## Instructions for the task
Write out everything from the start of the records down to the line containing "The first frame shoulder 80 is at (158, 605).", swapping "schematic cross-section" for "schematic sectional view" and leaving all else unchanged.

** START Data to process **

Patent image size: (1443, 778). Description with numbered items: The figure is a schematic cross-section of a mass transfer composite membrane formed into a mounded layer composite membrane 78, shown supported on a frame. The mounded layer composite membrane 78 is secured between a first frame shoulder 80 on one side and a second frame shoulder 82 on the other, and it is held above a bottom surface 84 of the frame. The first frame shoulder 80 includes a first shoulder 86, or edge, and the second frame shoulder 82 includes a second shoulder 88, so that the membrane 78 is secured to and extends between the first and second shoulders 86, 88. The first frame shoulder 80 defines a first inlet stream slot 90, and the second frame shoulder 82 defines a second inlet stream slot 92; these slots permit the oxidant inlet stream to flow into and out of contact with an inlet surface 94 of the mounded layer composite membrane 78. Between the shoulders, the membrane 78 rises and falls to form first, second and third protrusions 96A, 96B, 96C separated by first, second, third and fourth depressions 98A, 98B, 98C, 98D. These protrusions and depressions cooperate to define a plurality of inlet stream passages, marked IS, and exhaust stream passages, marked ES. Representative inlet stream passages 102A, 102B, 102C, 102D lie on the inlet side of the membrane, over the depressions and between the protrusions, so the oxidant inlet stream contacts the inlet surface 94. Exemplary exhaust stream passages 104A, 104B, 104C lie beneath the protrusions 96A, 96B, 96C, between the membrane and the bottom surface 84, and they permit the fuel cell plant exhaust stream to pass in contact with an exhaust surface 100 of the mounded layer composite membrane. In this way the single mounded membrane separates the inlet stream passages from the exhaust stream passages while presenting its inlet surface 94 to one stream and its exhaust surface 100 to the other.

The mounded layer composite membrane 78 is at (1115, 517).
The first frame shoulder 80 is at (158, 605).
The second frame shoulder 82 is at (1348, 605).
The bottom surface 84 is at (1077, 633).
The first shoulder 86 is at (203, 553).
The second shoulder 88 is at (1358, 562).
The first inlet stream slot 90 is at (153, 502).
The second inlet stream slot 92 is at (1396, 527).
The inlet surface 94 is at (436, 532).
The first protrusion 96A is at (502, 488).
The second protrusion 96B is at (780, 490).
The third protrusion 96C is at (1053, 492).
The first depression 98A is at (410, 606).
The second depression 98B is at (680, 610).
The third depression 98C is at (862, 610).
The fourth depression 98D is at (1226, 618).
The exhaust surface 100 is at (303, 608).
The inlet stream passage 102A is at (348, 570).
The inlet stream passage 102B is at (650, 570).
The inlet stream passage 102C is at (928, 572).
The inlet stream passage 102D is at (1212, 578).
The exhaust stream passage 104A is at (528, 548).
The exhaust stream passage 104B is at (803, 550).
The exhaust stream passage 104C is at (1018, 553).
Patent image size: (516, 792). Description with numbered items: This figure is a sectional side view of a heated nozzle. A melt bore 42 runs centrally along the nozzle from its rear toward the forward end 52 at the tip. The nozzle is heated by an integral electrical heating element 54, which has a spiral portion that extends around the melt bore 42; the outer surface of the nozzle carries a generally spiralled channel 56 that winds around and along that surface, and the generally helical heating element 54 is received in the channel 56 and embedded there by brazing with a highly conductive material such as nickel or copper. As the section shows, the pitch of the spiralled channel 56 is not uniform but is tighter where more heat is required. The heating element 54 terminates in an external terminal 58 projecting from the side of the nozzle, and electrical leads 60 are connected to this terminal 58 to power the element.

** END Data to process **

## The response
Patent image size: (1443, 778). Description with numbered items: The figure is a schematic sectional view of a mass transfer composite membrane formed into a mounded layer composite membrane 78, shown supported on a frame. The mounded layer composite membrane 78 is secured between a first frame shoulder 80 on one side and a second frame shoulder 82 on the other, and it is held above a bottom surface 84 of the frame. The first frame shoulder 80 includes a first shoulder 86, or edge, and the second frame shoulder 82 includes a second shoulder 88, so that the membrane 78 is secured to and extends between the first and second shoulders 86, 88. The first frame shoulder 80 defines a first inlet stream slot 90, and the second frame shoulder 82 defines a second inlet stream slot 92; these slots permit the oxidant inlet stream to flow into and out of contact with an inlet surface 94 of the mounded layer composite membrane 78. Between the shoulders, the membrane 78 rises and falls to form first, second and third protrusions 96A, 96B, 96C separated by first, second, third and fourth depressions 98A, 98B, 98C, 98D. These protrusions and depressions cooperate to define a plurality of inlet stream passages, marked IS, and exhaust stream passages, marked ES. Representative inlet stream passages 102A, 102B, 102C, 102D lie on the inlet side of the membrane, over the depressions and between the protrusions, so the oxidant inlet stream contacts the inlet surface 94. Exemplary exhaust stream passages 104A, 104B, 104C lie beneath the protrusions 96A, 96B, 96C, between the membrane and the bottom surface 84, and they permit the fuel cell plant exhaust stream to pass in contact with an exhaust surface 100 of the mounded layer composite membrane. In this way the single mounded membrane separates the inlet stream passages from the exhaust stream passages while presenting its inlet surface 94 to one stream and its exhaust surface 100 to the other.

The mounded layer composite membrane 78 is at (1115, 517).
The first frame shoulder 80 is at (158, 605).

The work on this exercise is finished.